Collected data entries>
|---|

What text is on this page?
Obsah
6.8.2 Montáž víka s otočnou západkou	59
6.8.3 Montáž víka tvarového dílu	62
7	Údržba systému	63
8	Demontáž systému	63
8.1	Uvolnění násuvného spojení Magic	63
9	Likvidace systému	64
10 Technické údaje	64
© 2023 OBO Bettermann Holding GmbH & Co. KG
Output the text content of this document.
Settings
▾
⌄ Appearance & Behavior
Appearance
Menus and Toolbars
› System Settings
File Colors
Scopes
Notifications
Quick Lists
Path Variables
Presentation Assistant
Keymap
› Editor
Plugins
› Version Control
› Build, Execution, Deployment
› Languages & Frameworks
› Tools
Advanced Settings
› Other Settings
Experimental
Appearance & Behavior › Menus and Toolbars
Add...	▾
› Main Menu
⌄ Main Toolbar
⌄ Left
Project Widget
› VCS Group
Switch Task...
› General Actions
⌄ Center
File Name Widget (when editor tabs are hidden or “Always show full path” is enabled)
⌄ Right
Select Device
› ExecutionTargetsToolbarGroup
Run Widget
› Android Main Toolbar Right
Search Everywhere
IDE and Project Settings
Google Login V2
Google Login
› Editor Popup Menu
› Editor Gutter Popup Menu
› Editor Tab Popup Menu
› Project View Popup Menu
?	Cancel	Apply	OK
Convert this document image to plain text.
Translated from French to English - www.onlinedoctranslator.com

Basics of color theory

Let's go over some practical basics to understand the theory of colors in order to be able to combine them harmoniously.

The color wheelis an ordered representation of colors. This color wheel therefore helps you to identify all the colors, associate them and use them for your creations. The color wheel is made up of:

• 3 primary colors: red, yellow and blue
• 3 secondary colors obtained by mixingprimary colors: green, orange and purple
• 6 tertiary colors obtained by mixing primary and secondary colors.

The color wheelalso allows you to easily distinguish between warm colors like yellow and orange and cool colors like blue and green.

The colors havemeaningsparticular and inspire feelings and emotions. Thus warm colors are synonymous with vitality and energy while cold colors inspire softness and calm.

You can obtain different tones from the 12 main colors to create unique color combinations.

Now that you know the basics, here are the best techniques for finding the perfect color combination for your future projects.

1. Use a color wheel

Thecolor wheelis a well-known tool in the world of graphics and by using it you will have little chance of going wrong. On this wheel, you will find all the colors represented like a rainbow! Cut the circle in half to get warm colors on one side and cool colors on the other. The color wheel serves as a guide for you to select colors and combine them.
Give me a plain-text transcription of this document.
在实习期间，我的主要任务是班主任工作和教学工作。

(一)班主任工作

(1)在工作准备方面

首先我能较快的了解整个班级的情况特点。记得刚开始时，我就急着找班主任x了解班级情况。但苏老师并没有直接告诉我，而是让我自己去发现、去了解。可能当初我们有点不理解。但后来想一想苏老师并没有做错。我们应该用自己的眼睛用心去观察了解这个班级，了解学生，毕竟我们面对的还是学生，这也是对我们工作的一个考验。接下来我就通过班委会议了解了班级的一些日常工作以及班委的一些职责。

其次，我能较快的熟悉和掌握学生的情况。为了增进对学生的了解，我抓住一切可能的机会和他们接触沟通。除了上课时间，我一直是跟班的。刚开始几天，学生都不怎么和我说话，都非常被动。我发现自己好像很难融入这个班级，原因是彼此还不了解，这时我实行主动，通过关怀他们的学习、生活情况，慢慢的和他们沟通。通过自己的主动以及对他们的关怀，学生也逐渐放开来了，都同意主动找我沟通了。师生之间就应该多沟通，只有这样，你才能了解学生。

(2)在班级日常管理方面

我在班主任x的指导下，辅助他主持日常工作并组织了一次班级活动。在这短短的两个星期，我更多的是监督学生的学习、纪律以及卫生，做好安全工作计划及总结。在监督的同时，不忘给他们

|---|

Return all of the data word for word.

RESULT>
What text is on this page?
Obsah
6.8.2 Montáž víka s otočnou západkou	59
6.8.3 Montáž víka tvarového dílu	62
7	Údržba systému	63
8	Demontáž systému	63
8.1	Uvolnění násuvného spojení Magic	63
9	Likvidace systému	64
10 Technické údaje	64
© 2023 OBO Bettermann Holding GmbH & Co. KG
Output the text content of this document.
Settings
▾
⌄ Appearance & Behavior
Appearance
Menus and Toolbars
› System Settings
File Colors
Scopes
Notifications
Quick Lists
Path Variables
Presentation Assistant
Keymap
› Editor
Plugins
› Version Control
› Build, Execution, Deployment
› Languages & Frameworks
› Tools
Advanced Settings
› Other Settings
Experimental
Appearance & Behavior › Menus and Toolbars
Add...	▾
› Main Menu
⌄ Main Toolbar
⌄ Left
Project Widget
› VCS Group
Switch Task...
› General Actions
⌄ Center
File Name Widget (when editor tabs are hidden or “Always show full path” is enabled)
⌄ Right
Select Device
› ExecutionTargetsToolbarGroup
Run Widget
› Android Main Toolbar Right
Search Everywhere
IDE and Project Settings
Google Login V2
Google Login
› Editor Popup Menu
› Editor Gutter Popup Menu
› Editor Tab Popup Menu
› Project View Popup Menu
?	Cancel	Apply	OK
Convert this document image to plain text.
Translated from French to English - www.onlinedoctranslator.com

Basics of color theory

Let's go over some practical basics to understand the theory of colors in order to be able to combine them harmoniously.

The color wheelis an ordered representation of colors. This color wheel therefore helps you to identify all the colors, associate them and use them for your creations. The color wheel is made up of:

• 3 primary colors: red, yellow and blue
• 3 secondary colors obtained by mixingprimary colors: green, orange and purple
• 6 tertiary colors obtained by mixing primary and secondary colors.

The color wheelalso allows you to easily distinguish between warm colors like yellow and orange and cool colors like blue and green.

The colors havemeaningsparticular and inspire feelings and emotions. Thus warm colors are synonymous with vitality and energy while cold colors inspire softness and calm.

You can obtain different tones from the 12 main colors to create unique color combinations.

Now that you know the basics, here are the best techniques for finding the perfect color combination for your future projects.

1. Use a color wheel

Thecolor wheelis a well-known tool in the world of graphics and by using it you will have little chance of going wrong. On this wheel, you will find all the colors represented like a rainbow! Cut the circle in half to get warm colors on one side and cool colors on the other. The color wheel serves as a guide for you to select colors and combine them.
Give me a plain-text transcription of this document.
在实习期间，我的主要任务是班主任工作和教学工作。

(一)班主任工作

(1)在工作准备方面

首先我能较快的了解整个班级的情况特点。记得刚开始时，我就急着找班主任x了解班级情况。但苏老师并没有直接告诉我，而是让我自己去发现、去了解。可能当初我们有点不理解。但后来想一想苏老师并没有做错。我们应该用自己的眼睛用心去观察了解这个班级，了解学生，毕竟我们面对的还是学生，这也是对我们工作的一个考验。接下来我就通过班委会议了解了班级的一些日常工作以及班委的一些职责。

其次，我能较快的熟悉和掌握学生的情况。为了增进对学生的了解，我抓住一切可能的机会和他们接触沟通。除了上课时间，我一直是跟班的。刚开始几天，学生都不怎么和我说话，都非常被动。我发现自己好像很难融入这个班级，原因是彼此还不了解，这时我实行主动，通过关怀他们的学习、生活情况，慢慢的和他们沟通。通过自己的主动以及对他们的关怀，学生也逐渐放开来了，都同意主动找我沟通了。师生之间就应该多沟通，只有这样，你才能了解学生。

(2)在班级日常管理方面

我在班主任x的指导下，辅助他主持日常工作并组织了一次班级活动。在这短短的两个星期，我更多的是监督学生的学习、纪律以及卫生，做好安全工作计划及总结。在监督的同时，不忘给他们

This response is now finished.